>> begin Information given
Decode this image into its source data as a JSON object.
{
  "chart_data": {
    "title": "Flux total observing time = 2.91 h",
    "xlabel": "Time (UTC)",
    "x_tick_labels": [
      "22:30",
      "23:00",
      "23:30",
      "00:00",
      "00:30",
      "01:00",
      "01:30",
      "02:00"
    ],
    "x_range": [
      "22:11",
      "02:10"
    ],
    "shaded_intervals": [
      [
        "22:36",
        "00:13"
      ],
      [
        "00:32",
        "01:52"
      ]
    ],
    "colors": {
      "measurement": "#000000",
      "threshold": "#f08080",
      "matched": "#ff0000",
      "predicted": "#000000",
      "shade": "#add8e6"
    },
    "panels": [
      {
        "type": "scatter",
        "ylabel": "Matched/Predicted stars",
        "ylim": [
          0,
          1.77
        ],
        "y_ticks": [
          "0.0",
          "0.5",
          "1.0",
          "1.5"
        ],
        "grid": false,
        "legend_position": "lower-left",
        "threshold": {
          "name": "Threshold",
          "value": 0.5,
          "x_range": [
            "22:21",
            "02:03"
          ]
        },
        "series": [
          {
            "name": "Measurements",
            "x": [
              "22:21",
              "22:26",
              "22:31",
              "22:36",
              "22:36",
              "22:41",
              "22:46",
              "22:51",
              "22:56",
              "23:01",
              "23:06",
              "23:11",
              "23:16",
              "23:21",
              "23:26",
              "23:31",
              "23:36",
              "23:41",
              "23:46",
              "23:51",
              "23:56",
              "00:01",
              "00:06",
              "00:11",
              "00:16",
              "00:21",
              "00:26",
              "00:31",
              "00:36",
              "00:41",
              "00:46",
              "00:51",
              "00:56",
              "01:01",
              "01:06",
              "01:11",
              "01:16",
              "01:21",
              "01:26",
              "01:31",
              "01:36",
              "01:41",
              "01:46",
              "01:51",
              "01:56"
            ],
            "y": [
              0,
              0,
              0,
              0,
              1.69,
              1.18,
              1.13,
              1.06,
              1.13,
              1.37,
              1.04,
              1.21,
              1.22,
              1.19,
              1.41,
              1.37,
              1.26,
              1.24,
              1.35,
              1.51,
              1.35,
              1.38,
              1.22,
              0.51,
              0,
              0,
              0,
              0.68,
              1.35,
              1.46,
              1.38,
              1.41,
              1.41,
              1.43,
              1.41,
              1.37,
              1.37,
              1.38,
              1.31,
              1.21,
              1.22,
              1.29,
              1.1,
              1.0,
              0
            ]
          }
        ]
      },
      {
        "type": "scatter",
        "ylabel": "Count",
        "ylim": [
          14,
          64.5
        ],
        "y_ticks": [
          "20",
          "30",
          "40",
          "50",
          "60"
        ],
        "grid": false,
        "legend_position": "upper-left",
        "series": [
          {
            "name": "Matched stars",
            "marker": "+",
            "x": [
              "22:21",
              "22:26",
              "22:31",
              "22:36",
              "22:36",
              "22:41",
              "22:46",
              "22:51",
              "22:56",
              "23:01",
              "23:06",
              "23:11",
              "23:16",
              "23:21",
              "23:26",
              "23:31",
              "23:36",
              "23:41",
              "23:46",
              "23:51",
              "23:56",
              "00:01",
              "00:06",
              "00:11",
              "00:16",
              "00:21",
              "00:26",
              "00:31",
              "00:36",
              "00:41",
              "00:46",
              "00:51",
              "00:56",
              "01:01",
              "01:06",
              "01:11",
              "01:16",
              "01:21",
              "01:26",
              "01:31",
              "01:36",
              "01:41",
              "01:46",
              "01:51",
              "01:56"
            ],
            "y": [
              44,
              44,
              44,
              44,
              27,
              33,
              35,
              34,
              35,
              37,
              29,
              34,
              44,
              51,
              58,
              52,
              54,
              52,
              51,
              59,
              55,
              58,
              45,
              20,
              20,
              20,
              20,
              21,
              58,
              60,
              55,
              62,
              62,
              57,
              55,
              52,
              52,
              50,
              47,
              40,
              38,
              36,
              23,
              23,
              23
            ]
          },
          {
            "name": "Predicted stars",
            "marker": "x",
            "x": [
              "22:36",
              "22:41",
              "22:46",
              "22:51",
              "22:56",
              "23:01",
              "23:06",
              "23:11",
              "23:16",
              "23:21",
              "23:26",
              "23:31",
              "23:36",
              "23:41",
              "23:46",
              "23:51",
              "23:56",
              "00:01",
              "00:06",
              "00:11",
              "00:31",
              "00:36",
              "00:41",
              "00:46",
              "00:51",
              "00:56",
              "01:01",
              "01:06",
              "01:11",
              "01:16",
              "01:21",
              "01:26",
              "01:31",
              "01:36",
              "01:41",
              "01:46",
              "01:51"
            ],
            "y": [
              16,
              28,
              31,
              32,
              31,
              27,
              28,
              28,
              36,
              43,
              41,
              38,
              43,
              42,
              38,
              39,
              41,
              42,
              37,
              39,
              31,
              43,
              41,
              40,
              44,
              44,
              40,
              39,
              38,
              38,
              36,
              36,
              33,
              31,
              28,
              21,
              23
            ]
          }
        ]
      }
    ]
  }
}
>> end Information given
▸ Exercise objective: Copy every line verbatim.

▸ Expected answer:
Decode this image into its source data as a JSON object.
{
  "chart_data": {
    "title": "Flux total observing time = 2.91 h",
    "xlabel": "Time (UTC)",
    "x_tick_labels": [
      "22:30",
      "23:00",
      "23:30",
      "00:00",
      "00:30",
      "01:00",
      "01:30",
      "02:00"
    ],
    "x_range": [
      "22:11",
      "02:10"
    ],
    "shaded_intervals": [
      [
        "22:36",
        "00:13"
      ],
      [
        "00:32",
        "01:52"
      ]
    ],
    "colors": {
      "measurement": "#000000",
      "threshold": "#f08080",
      "matched": "#ff0000",
      "predicted": "#000000",
      "shade": "#add8e6"
    },
    "panels": [
      {
        "type": "scatter",
        "ylabel": "Matched/Predicted stars",
        "ylim": [
          0,
          1.77
        ],
        "y_ticks": [
          "0.0",
          "0.5",
          "1.0",
          "1.5"
        ],
        "grid": false,
        "legend_position": "lower-left",
        "threshold": {
          "name": "Threshold",
          "value": 0.5,
          "x_range": [
            "22:21",
            "02:03"
          ]
        },
        "series": [
          {
            "name": "Measurements",
            "x": [
              "22:21",
              "22:26",
              "22:31",
              "22:36",
              "22:36",
              "22:41",
              "22:46",
              "22:51",
              "22:56",
              "23:01",
              "23:06",
              "23:11",
              "23:16",
              "23:21",
              "23:26",
              "23:31",
              "23:36",
              "23:41",
              "23:46",
              "23:51",
              "23:56",
              "00:01",
              "00:06",
              "00:11",
              "00:16",
              "00:21",
              "00:26",
              "00:31",
              "00:36",
              "00:41",
              "00:46",
              "00:51",
              "00:56",
              "01:01",
              "01:06",
              "01:11",
              "01:16",
              "01:21",
              "01:26",
              "01:31",
              "01:36",
              "01:41",
              "01:46",
              "01:51",
              "01:56"
            ],
            "y": [
              0,
              0,
              0,
              0,
              1.69,
              1.18,
              1.13,
              1.06,
              1.13,
              1.37,
              1.04,
              1.21,
              1.22,
              1.19,
              1.41,
              1.37,
              1.26,
              1.24,
              1.35,
              1.51,
              1.35,
              1.38,
              1.22,
              0.51,
              0,
              0,
              0,
              0.68,
              1.35,
              1.46,
              1.38,
              1.41,
              1.41,
              1.43,
              1.41,
              1.37,
              1.37,
              1.38,
              1.31,
              1.21,
              1.22,
              1.29,
              1.1,
              1.0,
              0
            ]
          }
        ]
      },
      {
        "type": "scatter",
        "ylabel": "Count",
        "ylim": [
          14,
          64.5
        ],
        "y_ticks": [
          "20",
          "30",
          "40",
          "50",
          "60"
        ],
        "grid": false,
        "legend_position": "upper-left",
        "series": [
          {
            "name": "Matched stars",
            "marker": "+",
            "x": [
              "22:21",
              "22:26",
              "22:31",
              "22:36",
              "22:36",
              "22:41",
              "22:46",
              "22:51",
              "22:56",
              "23:01",
              "23:06",
              "23:11",
              "23:16",
              "23:21",
              "23:26",
              "23:31",
              "23:36",
              "23:41",
              "23:46",
              "23:51",
              "23:56",
              "00:01",
              "00:06",
              "00:11",
              "00:16",
              "00:21",
              "00:26",
              "00:31",
              "00:36",
              "00:41",
              "00:46",
              "00:51",
              "00:56",
              "01:01",
              "01:06",
              "01:11",
              "01:16",
              "01:21",
              "01:26",
              "01:31",
              "01:36",
              "01:41",
              "01:46",
              "01:51",
              "01:56"
            ],
            "y": [
              44,
              44,
              44,
              44,
              27,
              33,
              35,
              34,
              35,
              37,
              29,
              34,
              44,
              51,
              58,
              52,
              54,
              52,
              51,
              59,
              55,
              58,
              45,
              20,
              20,
              20,
              20,
              21,
              58,
              60,
              55,
              62,
              62,
              57,
              55,
              52,
              52,
              50,
              47,
              40,
              38,
              36,
              23,
              23,
              23
            ]
          },
          {
            "name": "Predicted stars",
            "marker": "x",
            "x": [
              "22:36",
              "22:41",
              "22:46",
              "22:51",
              "22:56",
              "23:01",
              "23:06",
              "23:11",
              "23:16",
              "23:21",
              "23:26",
              "23:31",
              "23:36",
              "23:41",
              "23:46",
              "23:51",
              "23:56",
              "00:01",
              "00:06",
              "00:11",
              "00:31",
              "00:36",
              "00:41",
              "00:46",
              "00:51",
              "00:56",
              "01:01",
              "01:06",
              "01:11",
              "01:16",
              "01:21",
              "01:26",
              "01:31",
              "01:36",
              "01:41",
              "01:46",
              "01:51"
            ],
            "y": [
              16,
              28,
              31,
              32,
              31,
              27,
              28,
              28,
              36,
              43,
              41,
              38,
              43,
              42,
              38,
              39,
              41,
              42,
              37,
              39,
              31,
              43,
              41,
              40,
              44,
              44,
              40,
              39,
              38,
              38,
              36,
              36,
              33,
              31,
              28,
              21,
              23
            ]
          }
        ]
      }
    ]
  }
}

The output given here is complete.